PROBLEM: Copy all of the records below verbatim.
# Start of RECORD EXTRACTS
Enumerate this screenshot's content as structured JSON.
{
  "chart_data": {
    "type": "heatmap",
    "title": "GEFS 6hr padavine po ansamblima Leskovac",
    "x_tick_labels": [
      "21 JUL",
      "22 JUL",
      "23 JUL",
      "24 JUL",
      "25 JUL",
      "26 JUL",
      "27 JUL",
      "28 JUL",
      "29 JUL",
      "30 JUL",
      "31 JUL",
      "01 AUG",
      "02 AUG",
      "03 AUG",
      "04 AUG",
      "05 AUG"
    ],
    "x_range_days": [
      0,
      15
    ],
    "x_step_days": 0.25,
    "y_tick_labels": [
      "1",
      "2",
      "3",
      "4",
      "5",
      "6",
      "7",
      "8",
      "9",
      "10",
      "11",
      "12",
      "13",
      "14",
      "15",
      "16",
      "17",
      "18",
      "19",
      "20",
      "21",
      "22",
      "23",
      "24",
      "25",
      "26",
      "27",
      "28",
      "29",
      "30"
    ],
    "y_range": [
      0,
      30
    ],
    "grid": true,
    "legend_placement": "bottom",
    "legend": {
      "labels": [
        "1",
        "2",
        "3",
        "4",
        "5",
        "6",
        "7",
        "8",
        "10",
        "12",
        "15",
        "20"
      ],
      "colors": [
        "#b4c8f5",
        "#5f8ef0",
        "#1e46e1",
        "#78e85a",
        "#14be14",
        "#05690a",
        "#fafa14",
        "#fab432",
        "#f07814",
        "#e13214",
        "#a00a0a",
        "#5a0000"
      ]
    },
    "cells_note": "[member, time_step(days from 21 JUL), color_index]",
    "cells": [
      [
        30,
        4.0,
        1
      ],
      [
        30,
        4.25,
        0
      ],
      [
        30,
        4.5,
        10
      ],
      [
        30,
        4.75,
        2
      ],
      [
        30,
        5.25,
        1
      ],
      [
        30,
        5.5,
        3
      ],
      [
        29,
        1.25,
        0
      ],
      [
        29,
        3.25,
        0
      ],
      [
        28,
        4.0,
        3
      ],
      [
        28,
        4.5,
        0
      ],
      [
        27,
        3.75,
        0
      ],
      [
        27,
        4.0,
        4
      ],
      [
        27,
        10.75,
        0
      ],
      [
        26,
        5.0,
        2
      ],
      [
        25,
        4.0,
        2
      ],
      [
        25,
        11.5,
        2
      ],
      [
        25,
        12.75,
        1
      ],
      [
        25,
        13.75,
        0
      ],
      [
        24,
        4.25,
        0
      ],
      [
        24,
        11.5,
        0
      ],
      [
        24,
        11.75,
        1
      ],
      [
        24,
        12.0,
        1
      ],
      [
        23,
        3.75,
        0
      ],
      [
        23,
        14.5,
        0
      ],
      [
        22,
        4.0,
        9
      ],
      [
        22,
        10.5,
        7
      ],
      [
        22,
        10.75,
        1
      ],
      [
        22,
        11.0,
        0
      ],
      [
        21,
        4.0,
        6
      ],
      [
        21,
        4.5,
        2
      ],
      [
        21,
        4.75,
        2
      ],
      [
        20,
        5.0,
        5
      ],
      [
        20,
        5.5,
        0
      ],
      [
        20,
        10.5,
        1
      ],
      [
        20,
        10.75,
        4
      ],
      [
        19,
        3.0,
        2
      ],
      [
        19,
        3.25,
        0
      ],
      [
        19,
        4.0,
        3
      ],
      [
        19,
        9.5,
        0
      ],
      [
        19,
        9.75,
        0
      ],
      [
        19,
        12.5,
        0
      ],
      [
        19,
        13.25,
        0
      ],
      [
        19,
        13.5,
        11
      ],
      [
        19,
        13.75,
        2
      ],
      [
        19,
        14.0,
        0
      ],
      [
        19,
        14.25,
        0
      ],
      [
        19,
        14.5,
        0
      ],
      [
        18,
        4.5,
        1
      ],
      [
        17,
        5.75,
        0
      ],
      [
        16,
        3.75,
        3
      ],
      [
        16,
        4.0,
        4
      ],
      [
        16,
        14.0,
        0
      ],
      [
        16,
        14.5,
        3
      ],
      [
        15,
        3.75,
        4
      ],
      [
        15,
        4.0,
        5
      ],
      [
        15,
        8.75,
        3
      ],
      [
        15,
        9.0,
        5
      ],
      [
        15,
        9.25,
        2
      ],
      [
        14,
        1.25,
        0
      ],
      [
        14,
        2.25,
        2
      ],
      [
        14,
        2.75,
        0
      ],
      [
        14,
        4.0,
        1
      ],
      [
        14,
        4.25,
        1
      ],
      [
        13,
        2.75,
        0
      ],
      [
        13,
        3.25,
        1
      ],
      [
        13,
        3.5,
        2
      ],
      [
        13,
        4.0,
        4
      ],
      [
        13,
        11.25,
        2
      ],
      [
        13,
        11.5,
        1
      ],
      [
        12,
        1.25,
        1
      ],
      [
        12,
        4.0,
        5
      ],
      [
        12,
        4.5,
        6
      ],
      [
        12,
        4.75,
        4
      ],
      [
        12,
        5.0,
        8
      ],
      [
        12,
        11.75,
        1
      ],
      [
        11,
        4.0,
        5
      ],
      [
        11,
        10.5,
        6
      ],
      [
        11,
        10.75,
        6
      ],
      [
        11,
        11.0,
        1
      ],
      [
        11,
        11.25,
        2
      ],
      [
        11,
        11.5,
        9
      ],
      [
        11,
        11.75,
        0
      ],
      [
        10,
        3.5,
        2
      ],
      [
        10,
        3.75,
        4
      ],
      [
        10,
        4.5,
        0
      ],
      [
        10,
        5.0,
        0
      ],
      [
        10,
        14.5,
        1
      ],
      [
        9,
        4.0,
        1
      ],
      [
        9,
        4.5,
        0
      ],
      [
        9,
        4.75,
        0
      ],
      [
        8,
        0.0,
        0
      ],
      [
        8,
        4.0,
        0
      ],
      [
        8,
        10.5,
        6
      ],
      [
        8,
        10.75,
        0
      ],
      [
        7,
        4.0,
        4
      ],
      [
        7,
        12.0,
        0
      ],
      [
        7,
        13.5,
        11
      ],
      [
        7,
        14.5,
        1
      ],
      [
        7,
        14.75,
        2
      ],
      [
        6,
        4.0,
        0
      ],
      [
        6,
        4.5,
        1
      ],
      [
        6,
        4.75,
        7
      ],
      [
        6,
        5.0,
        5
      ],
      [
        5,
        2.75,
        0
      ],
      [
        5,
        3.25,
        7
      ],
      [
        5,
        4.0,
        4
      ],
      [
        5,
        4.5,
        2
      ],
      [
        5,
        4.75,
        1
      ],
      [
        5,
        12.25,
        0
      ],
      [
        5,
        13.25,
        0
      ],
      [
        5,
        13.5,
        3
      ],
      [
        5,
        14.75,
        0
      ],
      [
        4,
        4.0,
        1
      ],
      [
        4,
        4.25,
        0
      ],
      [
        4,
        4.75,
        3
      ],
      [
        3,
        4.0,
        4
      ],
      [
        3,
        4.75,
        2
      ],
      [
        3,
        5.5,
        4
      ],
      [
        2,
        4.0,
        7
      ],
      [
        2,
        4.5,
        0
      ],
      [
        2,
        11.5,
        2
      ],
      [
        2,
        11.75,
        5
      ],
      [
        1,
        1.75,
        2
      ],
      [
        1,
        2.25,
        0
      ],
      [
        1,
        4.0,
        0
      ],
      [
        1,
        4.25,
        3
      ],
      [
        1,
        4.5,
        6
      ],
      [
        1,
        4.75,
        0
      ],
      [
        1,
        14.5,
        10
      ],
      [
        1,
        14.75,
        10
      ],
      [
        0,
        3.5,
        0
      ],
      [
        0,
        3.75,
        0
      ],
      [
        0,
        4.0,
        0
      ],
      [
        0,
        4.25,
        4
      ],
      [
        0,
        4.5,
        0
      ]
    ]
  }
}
# End of RECORD EXTRACTS
THE SOLUTION:
Enumerate this screenshot's content as structured JSON.
{
  "chart_data": {
    "type": "heatmap",
    "title": "GEFS 6hr padavine po ansamblima Leskovac",
    "x_tick_labels": [
      "21 JUL",
      "22 JUL",
      "23 JUL",
      "24 JUL",
      "25 JUL",
      "26 JUL",
      "27 JUL",
      "28 JUL",
      "29 JUL",
      "30 JUL",
      "31 JUL",
      "01 AUG",
      "02 AUG",
      "03 AUG",
      "04 AUG",
      "05 AUG"
    ],
    "x_range_days": [
      0,
      15
    ],
    "x_step_days": 0.25,
    "y_tick_labels": [
      "1",
      "2",
      "3",
      "4",
      "5",
      "6",
      "7",
      "8",
      "9",
      "10",
      "11",
      "12",
      "13",
      "14",
      "15",
      "16",
      "17",
      "18",
      "19",
      "20",
      "21",
      "22",
      "23",
      "24",
      "25",
      "26",
      "27",
      "28",
      "29",
      "30"
    ],
    "y_range": [
      0,
      30
    ],
    "grid": true,
    "legend_placement": "bottom",
    "legend": {
      "labels": [
        "1",
        "2",
        "3",
        "4",
        "5",
        "6",
        "7",
        "8",
        "10",
        "12",
        "15",
        "20"
      ],
      "colors": [
        "#b4c8f5",
        "#5f8ef0",
        "#1e46e1",
        "#78e85a",
        "#14be14",
        "#05690a",
        "#fafa14",
        "#fab432",
        "#f07814",
        "#e13214",
        "#a00a0a",
        "#5a0000"
      ]
    },
    "cells_note": "[member, time_step(days from 21 JUL), color_index]",
    "cells": [
      [
        30,
        4.0,
        1
      ],
      [
        30,
        4.25,
        0
      ],
      [
        30,
        4.5,
        10
      ],
      [
        30,
        4.75,
        2
      ],
      [
        30,
        5.25,
        1
      ],
      [
        30,
        5.5,
        3
      ],
      [
        29,
        1.25,
        0
      ],
      [
        29,
        3.25,
        0
      ],
      [
        28,
        4.0,
        3
      ],
      [
        28,
        4.5,
        0
      ],
      [
        27,
        3.75,
        0
      ],
      [
        27,
        4.0,
        4
      ],
      [
        27,
        10.75,
        0
      ],
      [
        26,
        5.0,
        2
      ],
      [
        25,
        4.0,
        2
      ],
      [
        25,
        11.5,
        2
      ],
      [
        25,
        12.75,
        1
      ],
      [
        25,
        13.75,
        0
      ],
      [
        24,
        4.25,
        0
      ],
      [
        24,
        11.5,
        0
      ],
      [
        24,
        11.75,
        1
      ],
      [
        24,
        12.0,
        1
      ],
      [
        23,
        3.75,
        0
      ],
      [
        23,
        14.5,
        0
      ],
      [
        22,
        4.0,
        9
      ],
      [
        22,
        10.5,
        7
      ],
      [
        22,
        10.75,
        1
      ],
      [
        22,
        11.0,
        0
      ],
      [
        21,
        4.0,
        6
      ],
      [
        21,
        4.5,
        2
      ],
      [
        21,
        4.75,
        2
      ],
      [
        20,
        5.0,
        5
      ],
      [
        20,
        5.5,
        0
      ],
      [
        20,
        10.5,
        1
      ],
      [
        20,
        10.75,
        4
      ],
      [
        19,
        3.0,
        2
      ],
      [
        19,
        3.25,
        0
      ],
      [
        19,
        4.0,
        3
      ],
      [
        19,
        9.5,
        0
      ],
      [
        19,
        9.75,
        0
      ],
      [
        19,
        12.5,
        0
      ],
      [
        19,
        13.25,
        0
      ],
      [
        19,
        13.5,
        11
      ],
      [
        19,
        13.75,
        2
      ],
      [
        19,
        14.0,
        0
      ],
      [
        19,
        14.25,
        0
      ],
      [
        19,
        14.5,
        0
      ],
      [
        18,
        4.5,
        1
      ],
      [
        17,
        5.75,
        0
      ],
      [
        16,
        3.75,
        3
      ],
      [
        16,
        4.0,
        4
      ],
      [
        16,
        14.0,
        0
      ],
      [
        16,
        14.5,
        3
      ],
      [
        15,
        3.75,
        4
      ],
      [
        15,
        4.0,
        5
      ],
      [
        15,
        8.75,
        3
      ],
      [
        15,
        9.0,
        5
      ],
      [
        15,
        9.25,
        2
      ],
      [
        14,
        1.25,
        0
      ],
      [
        14,
        2.25,
        2
      ],
      [
        14,
        2.75,
        0
      ],
      [
        14,
        4.0,
        1
      ],
      [
        14,
        4.25,
        1
      ],
      [
        13,
        2.75,
        0
      ],
      [
        13,
        3.25,
        1
      ],
      [
        13,
        3.5,
        2
      ],
      [
        13,
        4.0,
        4
      ],
      [
        13,
        11.25,
        2
      ],
      [
        13,
        11.5,
        1
      ],
      [
        12,
        1.25,
        1
      ],
      [
        12,
        4.0,
        5
      ],
      [
        12,
        4.5,
        6
      ],
      [
        12,
        4.75,
        4
      ],
      [
        12,
        5.0,
        8
      ],
      [
        12,
        11.75,
        1
      ],
      [
        11,
        4.0,
        5
      ],
      [
        11,
        10.5,
        6
      ],
      [
        11,
        10.75,
        6
      ],
      [
        11,
        11.0,
        1
      ],
      [
        11,
        11.25,
        2
      ],
      [
        11,
        11.5,
        9
      ],
      [
        11,
        11.75,
        0
      ],
      [
        10,
        3.5,
        2
      ],
      [
        10,
        3.75,
        4
      ],
      [
        10,
        4.5,
        0
      ],
      [
        10,
        5.0,
        0
      ],
      [
        10,
        14.5,
        1
      ],
      [
        9,
        4.0,
        1
      ],
      [
        9,
        4.5,
        0
      ],
      [
        9,
        4.75,
        0
      ],
      [
        8,
        0.0,
        0
      ],
      [
        8,
        4.0,
        0
      ],
      [
        8,
        10.5,
        6
      ],
      [
        8,
        10.75,
        0
      ],
      [
        7,
        4.0,
        4
      ],
      [
        7,
        12.0,
        0
      ],
      [
        7,
        13.5,
        11
      ],
      [
        7,
        14.5,
        1
      ],
      [
        7,
        14.75,
        2
      ],
      [
        6,
        4.0,
        0
      ],
      [
        6,
        4.5,
        1
      ],
      [
        6,
        4.75,
        7
      ],
      [
        6,
        5.0,
        5
      ],
      [
        5,
        2.75,
        0
      ],
      [
        5,
        3.25,
        7
      ],
      [
        5,
        4.0,
        4
      ],
      [
        5,
        4.5,
        2
      ],
      [
        5,
        4.75,
        1
      ],
      [
        5,
        12.25,
        0
      ],
      [
        5,
        13.25,
        0
      ],
      [
        5,
        13.5,
        3
      ],
      [
        5,
        14.75,
        0
      ],
      [
        4,
        4.0,
        1
      ],
      [
        4,
        4.25,
        0
      ],
      [
        4,
        4.75,
        3
      ],
      [
        3,
        4.0,
        4
      ],
      [
        3,
        4.75,
        2
      ],
      [
        3,
        5.5,
        4
      ],
      [
        2,
        4.0,
        7
      ],
      [
        2,
        4.5,
        0
      ],
      [
        2,
        11.5,
        2
      ],
      [
        2,
        11.75,
        5
      ],
      [
        1,
        1.75,
        2
      ],
      [
        1,
        2.25,
        0
      ],
      [
        1,
        4.0,
        0
      ],
      [
        1,
        4.25,
        3
      ],
      [
        1,
        4.5,
        6
      ],
      [
        1,
        4.75,
        0
      ],
      [
        1,
        14.5,
        10
      ],
      [
        1,
        14.75,
        10
      ],
      [
        0,
        3.5,
        0
      ],
      [
        0,
        3.75,
        0
      ],
      [
        0,
        4.0,
        0
      ],
      [
        0,
        4.25,
        4
      ],
      [
        0,
        4.5,
        0
      ]
    ]
  }
}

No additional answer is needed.